DIRECTIVE: Show all lines that include the string "content"; copy each one.

[Dataset records on visual material]
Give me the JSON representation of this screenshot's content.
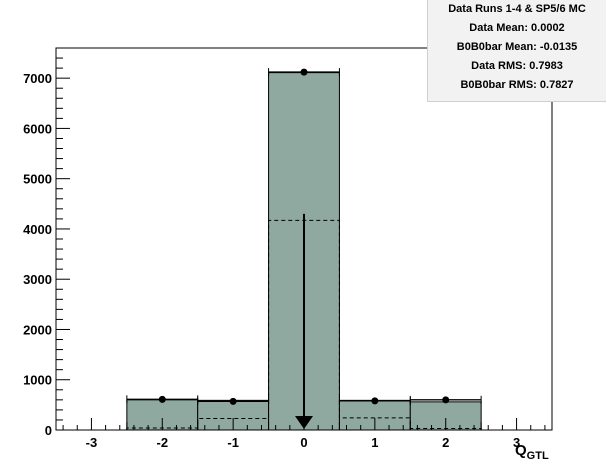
{
  "chart_data": {
    "type": "bar",
    "xlabel": "Q",
    "xlabel_sub": "GTL",
    "xlim": [
      -3.5,
      3.5
    ],
    "ylim": [
      0,
      7600
    ],
    "x_ticks": [
      -3,
      -2,
      -1,
      0,
      1,
      2,
      3
    ],
    "y_ticks": [
      0,
      1000,
      2000,
      3000,
      4000,
      5000,
      6000,
      7000
    ],
    "bins": [
      {
        "low": -2.5,
        "high": -1.5
      },
      {
        "low": -1.5,
        "high": -0.5
      },
      {
        "low": -0.5,
        "high": 0.5
      },
      {
        "low": 0.5,
        "high": 1.5
      },
      {
        "low": 1.5,
        "high": 2.5
      }
    ],
    "series": [
      {
        "name": "Data",
        "style": "points",
        "x": [
          -2,
          -1,
          0,
          1,
          2
        ],
        "values": [
          610,
          570,
          7120,
          580,
          600
        ]
      },
      {
        "name": "SP5/6 MC",
        "style": "filled-histogram",
        "color": "#8fa8a0",
        "x": [
          -2,
          -1,
          0,
          1,
          2
        ],
        "values": [
          600,
          590,
          7110,
          590,
          560
        ]
      },
      {
        "name": "B0B0bar",
        "style": "dashed-histogram",
        "x": [
          -2,
          -1,
          0,
          1,
          2
        ],
        "values": [
          40,
          230,
          4170,
          240,
          30
        ]
      }
    ],
    "mean_marker": {
      "x": 0,
      "from": 4300,
      "to": 0
    },
    "stats": [
      "Data Runs 1-4 & SP5/6 MC",
      "Data Mean: 0.0002",
      "B0B0bar Mean: -0.0135",
      "Data RMS: 0.7983",
      "B0B0bar RMS: 0.7827"
    ],
    "grid": false
  }
}
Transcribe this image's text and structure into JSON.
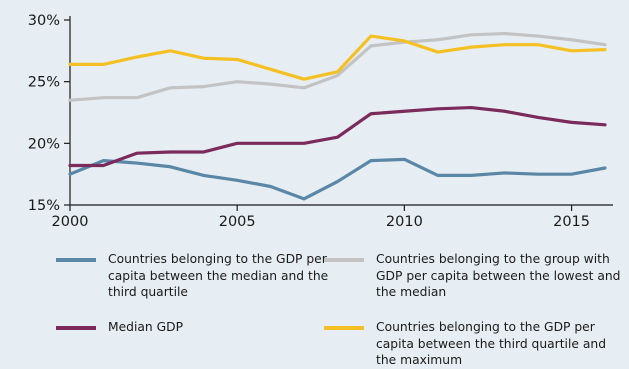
{
  "chart_data": {
    "type": "line",
    "title": "",
    "xlabel": "",
    "ylabel": "",
    "x": [
      2000,
      2001,
      2002,
      2003,
      2004,
      2005,
      2006,
      2007,
      2008,
      2009,
      2010,
      2011,
      2012,
      2013,
      2014,
      2015,
      2016
    ],
    "xlim": [
      2000,
      2016
    ],
    "ylim": [
      15,
      30
    ],
    "x_ticks": [
      2000,
      2005,
      2010,
      2015
    ],
    "y_ticks": [
      15,
      20,
      25,
      30
    ],
    "y_tick_labels": [
      "15%",
      "20%",
      "25%",
      "30%"
    ],
    "grid": false,
    "legend_position": "bottom",
    "series": [
      {
        "name": "Countries belonging to the GDP per capita between the median and the third quartile",
        "color": "#5a87a6",
        "values": [
          17.5,
          18.6,
          18.4,
          18.1,
          17.4,
          17.0,
          16.5,
          15.5,
          16.9,
          18.6,
          18.7,
          17.4,
          17.4,
          17.6,
          17.5,
          17.5,
          18.0
        ]
      },
      {
        "name": "Countries belonging to the group with GDP per capita between the lowest and the median",
        "color": "#c3c3c3",
        "values": [
          23.5,
          23.7,
          23.7,
          24.5,
          24.6,
          25.0,
          24.8,
          24.5,
          25.5,
          27.9,
          28.2,
          28.4,
          28.8,
          28.9,
          28.7,
          28.4,
          28.0
        ]
      },
      {
        "name": "Median GDP",
        "color": "#7b2a5c",
        "values": [
          18.2,
          18.2,
          19.2,
          19.3,
          19.3,
          20.0,
          20.0,
          20.0,
          20.5,
          22.4,
          22.6,
          22.8,
          22.9,
          22.6,
          22.1,
          21.7,
          21.5
        ]
      },
      {
        "name": "Countries belonging to the GDP per capita between the third quartile and the maximum",
        "color": "#f5c023",
        "values": [
          26.4,
          26.4,
          27.0,
          27.5,
          26.9,
          26.8,
          26.0,
          25.2,
          25.8,
          28.7,
          28.3,
          27.4,
          27.8,
          28.0,
          28.0,
          27.5,
          27.6
        ]
      }
    ]
  },
  "legend": [
    {
      "lines": [
        "Countries belonging to the GDP per",
        "capita between the median and the",
        "third quartile"
      ],
      "color": "#5a87a6"
    },
    {
      "lines": [
        "Countries belonging to the group with",
        "GDP per capita between the lowest and",
        "the median"
      ],
      "color": "#c3c3c3"
    },
    {
      "lines": [
        "Median GDP"
      ],
      "color": "#7b2a5c"
    },
    {
      "lines": [
        "Countries belonging to the GDP per",
        "capita between the third quartile and",
        "the maximum"
      ],
      "color": "#f5c023"
    }
  ]
}
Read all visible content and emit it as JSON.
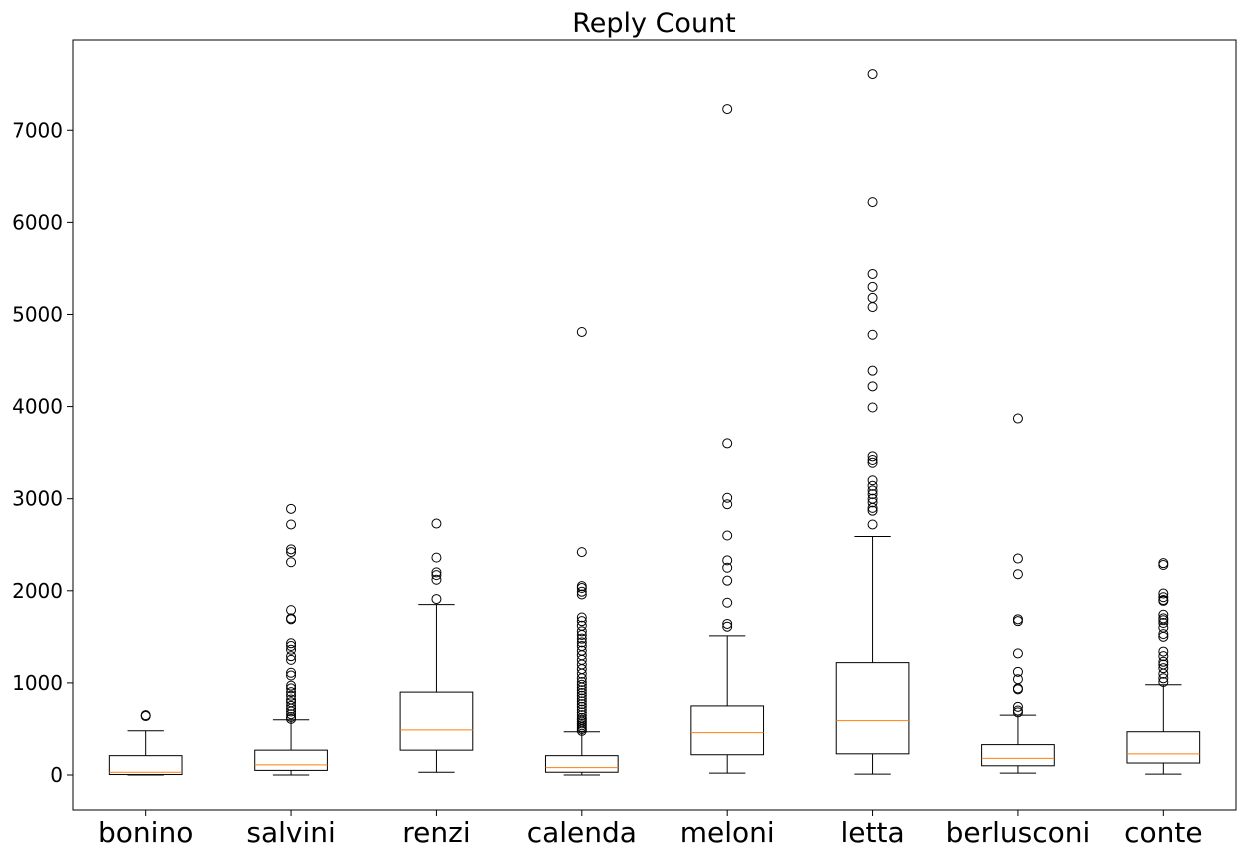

ANSWER TO THIS PROBLEM:
Give me the JSON representation of this screenshot's content.
Read all visible content and emit it as JSON.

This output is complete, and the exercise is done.